## Entries with figure data
# # #

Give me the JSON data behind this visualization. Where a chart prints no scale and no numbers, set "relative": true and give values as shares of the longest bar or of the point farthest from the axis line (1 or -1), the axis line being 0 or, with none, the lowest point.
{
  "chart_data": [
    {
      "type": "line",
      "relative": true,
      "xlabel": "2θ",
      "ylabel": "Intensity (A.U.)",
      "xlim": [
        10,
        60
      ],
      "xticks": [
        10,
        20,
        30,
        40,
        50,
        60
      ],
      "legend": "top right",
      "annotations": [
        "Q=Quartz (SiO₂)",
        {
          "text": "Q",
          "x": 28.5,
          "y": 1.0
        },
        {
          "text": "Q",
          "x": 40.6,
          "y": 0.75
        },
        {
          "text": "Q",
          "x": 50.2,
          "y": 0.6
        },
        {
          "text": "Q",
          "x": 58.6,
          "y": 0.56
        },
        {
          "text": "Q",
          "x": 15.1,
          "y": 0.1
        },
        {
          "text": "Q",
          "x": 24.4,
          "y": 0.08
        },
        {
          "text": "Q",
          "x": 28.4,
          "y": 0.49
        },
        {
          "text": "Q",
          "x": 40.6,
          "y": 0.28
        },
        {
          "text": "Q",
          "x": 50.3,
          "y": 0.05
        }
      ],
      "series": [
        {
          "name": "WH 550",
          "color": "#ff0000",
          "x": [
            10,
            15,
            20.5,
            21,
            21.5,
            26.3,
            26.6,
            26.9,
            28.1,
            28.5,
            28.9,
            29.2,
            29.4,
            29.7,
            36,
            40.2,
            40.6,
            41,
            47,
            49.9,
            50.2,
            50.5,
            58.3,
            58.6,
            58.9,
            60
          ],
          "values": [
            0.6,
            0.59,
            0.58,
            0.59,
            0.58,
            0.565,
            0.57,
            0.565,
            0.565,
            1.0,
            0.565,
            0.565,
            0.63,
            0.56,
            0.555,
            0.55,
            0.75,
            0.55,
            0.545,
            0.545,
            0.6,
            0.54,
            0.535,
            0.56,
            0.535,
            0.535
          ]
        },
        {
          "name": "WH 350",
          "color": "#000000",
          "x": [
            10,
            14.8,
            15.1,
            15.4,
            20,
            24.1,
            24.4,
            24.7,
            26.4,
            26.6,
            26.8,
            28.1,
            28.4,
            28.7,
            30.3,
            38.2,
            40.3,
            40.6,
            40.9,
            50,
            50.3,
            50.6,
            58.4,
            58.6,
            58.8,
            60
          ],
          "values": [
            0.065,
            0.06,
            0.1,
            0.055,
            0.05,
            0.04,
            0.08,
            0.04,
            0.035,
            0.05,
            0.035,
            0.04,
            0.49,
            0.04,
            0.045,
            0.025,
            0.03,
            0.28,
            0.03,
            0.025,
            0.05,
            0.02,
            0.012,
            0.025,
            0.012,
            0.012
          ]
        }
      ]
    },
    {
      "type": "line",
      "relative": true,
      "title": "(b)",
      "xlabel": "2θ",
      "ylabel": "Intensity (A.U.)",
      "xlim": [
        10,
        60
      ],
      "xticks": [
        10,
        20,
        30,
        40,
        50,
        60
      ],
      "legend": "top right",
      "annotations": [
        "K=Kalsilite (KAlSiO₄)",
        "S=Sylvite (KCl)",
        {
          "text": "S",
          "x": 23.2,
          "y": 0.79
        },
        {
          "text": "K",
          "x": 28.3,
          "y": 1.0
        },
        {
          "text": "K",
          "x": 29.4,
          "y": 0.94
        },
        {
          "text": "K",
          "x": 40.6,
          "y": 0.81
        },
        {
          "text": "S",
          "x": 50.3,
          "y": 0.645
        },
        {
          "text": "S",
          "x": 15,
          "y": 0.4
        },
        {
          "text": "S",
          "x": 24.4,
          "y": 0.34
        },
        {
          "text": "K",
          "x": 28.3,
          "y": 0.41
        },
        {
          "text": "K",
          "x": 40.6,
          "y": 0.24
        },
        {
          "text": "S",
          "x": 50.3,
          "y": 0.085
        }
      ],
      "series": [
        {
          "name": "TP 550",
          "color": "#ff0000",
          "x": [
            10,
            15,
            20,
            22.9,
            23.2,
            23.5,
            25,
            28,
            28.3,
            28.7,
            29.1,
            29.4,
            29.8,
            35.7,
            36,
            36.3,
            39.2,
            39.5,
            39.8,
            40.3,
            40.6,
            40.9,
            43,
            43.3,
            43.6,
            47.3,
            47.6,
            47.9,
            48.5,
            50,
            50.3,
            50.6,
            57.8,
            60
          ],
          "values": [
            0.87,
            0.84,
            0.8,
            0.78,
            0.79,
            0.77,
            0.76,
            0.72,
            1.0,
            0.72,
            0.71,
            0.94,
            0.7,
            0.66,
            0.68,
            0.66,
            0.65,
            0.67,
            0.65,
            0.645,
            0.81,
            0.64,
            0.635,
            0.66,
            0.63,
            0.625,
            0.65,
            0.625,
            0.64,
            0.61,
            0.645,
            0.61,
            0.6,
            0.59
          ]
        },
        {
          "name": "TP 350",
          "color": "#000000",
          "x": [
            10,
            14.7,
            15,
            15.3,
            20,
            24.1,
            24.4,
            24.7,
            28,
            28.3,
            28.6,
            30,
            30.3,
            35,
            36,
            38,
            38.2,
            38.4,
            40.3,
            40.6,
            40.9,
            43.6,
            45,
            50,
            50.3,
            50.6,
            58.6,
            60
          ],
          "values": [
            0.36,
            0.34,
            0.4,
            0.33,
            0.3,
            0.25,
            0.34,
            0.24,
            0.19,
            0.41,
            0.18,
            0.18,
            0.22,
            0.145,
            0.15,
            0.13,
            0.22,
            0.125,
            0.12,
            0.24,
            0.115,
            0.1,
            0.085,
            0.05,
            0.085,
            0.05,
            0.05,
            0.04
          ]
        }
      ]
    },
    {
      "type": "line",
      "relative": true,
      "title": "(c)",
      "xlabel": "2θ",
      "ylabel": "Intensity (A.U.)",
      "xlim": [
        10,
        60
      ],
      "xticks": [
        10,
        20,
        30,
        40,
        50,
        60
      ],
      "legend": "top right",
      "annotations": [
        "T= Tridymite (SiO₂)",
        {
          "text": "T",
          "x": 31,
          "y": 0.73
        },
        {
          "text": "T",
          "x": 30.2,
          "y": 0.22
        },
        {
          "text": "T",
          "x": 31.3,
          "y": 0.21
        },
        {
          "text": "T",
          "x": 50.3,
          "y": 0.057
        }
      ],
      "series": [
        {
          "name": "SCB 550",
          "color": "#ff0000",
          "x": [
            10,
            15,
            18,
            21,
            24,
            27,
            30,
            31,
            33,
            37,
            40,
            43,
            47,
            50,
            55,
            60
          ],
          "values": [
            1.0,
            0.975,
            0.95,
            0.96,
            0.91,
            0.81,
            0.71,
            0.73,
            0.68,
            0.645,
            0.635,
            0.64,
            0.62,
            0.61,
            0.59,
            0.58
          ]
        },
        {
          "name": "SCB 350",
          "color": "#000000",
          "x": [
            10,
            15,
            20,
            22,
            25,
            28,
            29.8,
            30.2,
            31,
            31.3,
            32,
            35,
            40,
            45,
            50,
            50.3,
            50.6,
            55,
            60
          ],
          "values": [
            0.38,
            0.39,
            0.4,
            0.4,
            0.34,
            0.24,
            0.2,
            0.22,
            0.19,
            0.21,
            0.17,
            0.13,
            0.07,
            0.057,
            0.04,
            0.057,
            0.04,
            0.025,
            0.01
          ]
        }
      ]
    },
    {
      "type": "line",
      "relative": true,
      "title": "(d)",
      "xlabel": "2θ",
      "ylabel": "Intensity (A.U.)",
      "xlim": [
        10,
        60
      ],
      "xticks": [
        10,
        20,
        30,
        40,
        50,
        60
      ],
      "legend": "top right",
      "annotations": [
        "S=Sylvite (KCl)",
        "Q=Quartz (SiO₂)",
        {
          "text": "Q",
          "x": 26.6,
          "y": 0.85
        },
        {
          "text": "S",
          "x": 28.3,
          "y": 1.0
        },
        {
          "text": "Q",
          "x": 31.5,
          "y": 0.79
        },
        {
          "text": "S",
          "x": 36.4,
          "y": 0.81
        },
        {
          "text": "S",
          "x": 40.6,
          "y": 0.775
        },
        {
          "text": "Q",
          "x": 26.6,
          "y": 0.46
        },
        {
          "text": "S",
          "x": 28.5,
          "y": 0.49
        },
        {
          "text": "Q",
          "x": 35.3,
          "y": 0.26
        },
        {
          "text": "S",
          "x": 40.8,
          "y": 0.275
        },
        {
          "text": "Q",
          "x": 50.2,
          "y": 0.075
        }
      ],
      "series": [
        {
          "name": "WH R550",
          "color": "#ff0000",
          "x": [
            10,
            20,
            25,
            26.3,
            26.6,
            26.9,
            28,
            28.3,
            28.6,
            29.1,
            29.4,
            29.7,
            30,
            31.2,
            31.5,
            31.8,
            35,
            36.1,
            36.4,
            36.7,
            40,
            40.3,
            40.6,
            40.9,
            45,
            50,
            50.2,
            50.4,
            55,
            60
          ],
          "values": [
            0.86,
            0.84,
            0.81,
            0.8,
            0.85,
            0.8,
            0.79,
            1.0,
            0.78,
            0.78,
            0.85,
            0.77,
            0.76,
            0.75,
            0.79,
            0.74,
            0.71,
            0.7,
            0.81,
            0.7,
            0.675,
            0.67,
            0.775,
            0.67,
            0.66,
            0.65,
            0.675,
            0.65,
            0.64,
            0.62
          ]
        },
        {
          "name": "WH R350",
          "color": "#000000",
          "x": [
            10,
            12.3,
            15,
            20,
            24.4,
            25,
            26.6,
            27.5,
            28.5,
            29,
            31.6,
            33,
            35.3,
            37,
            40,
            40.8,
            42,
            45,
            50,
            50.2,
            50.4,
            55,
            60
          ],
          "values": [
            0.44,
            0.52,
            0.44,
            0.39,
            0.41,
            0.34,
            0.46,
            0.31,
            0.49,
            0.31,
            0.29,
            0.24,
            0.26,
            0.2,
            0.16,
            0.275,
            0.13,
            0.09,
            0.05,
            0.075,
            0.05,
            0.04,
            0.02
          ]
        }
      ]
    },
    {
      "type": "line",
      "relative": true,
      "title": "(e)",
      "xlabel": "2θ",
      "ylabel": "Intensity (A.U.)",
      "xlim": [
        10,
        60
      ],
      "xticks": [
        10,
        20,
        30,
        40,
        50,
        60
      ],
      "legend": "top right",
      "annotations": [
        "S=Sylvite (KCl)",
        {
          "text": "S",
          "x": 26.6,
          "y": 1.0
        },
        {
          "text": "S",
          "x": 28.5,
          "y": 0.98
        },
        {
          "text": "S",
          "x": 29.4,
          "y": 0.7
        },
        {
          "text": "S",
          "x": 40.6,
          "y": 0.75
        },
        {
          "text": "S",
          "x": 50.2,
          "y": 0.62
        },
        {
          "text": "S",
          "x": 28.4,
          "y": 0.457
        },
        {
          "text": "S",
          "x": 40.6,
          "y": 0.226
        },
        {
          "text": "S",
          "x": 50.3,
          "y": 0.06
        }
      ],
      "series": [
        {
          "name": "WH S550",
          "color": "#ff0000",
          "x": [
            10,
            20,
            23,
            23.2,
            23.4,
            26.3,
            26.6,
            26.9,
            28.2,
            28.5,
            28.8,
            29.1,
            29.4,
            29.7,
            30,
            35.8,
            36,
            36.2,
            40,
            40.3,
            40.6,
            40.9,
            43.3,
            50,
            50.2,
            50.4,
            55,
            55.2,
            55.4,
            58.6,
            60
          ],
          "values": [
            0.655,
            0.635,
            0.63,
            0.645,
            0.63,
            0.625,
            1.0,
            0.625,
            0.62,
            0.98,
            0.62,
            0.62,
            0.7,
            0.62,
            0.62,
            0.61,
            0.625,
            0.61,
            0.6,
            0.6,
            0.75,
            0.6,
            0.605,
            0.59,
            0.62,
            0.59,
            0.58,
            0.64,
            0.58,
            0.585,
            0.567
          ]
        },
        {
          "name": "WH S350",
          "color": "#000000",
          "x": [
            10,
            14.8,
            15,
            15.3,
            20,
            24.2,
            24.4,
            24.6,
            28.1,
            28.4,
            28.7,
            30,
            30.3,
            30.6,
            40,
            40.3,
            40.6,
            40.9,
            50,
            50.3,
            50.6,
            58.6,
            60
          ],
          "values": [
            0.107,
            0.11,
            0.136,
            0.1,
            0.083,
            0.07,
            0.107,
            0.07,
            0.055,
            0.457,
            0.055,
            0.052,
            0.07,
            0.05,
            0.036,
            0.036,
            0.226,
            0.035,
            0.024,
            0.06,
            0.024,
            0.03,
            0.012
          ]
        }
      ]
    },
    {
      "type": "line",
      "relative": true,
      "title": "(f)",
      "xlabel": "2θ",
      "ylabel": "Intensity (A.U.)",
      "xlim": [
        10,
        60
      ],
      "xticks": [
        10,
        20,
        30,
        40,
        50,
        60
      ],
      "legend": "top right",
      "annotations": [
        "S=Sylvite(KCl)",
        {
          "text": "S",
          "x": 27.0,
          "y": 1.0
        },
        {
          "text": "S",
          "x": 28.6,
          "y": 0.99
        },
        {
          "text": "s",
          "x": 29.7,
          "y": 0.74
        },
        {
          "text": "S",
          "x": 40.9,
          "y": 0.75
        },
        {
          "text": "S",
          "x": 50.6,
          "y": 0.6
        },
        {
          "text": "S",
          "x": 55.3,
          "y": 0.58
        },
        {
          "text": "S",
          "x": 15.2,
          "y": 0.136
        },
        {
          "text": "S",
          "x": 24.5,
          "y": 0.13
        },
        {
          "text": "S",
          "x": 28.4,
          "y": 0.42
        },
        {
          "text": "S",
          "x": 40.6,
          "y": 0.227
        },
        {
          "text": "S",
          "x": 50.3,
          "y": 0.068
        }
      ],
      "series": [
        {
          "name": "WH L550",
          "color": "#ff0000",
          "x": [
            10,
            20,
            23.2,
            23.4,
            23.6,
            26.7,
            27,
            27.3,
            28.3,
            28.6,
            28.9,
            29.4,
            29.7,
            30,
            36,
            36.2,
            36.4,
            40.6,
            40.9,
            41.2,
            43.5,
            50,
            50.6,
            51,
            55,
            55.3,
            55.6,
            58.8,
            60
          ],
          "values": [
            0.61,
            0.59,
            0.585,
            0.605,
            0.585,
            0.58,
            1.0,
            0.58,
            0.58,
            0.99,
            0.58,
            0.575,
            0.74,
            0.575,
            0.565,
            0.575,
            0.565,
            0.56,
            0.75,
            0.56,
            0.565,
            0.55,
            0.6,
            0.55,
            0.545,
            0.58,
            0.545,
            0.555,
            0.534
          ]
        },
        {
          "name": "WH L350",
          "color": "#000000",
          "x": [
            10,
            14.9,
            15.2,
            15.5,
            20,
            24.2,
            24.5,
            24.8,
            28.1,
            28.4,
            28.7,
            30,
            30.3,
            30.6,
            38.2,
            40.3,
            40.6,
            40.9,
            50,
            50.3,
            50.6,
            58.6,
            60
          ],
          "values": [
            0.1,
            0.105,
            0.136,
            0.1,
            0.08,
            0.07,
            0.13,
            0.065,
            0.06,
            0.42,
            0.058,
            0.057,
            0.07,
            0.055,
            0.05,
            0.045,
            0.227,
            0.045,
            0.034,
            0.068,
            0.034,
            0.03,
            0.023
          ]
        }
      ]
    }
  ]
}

# # #

## STATED GOAL
Copy every single line of the material above that holds "title".

## FULL OUTPUT
      "title": "(b)",
      "title": "(c)",
      "title": "(d)",
      "title": "(e)",
      "title": "(f)",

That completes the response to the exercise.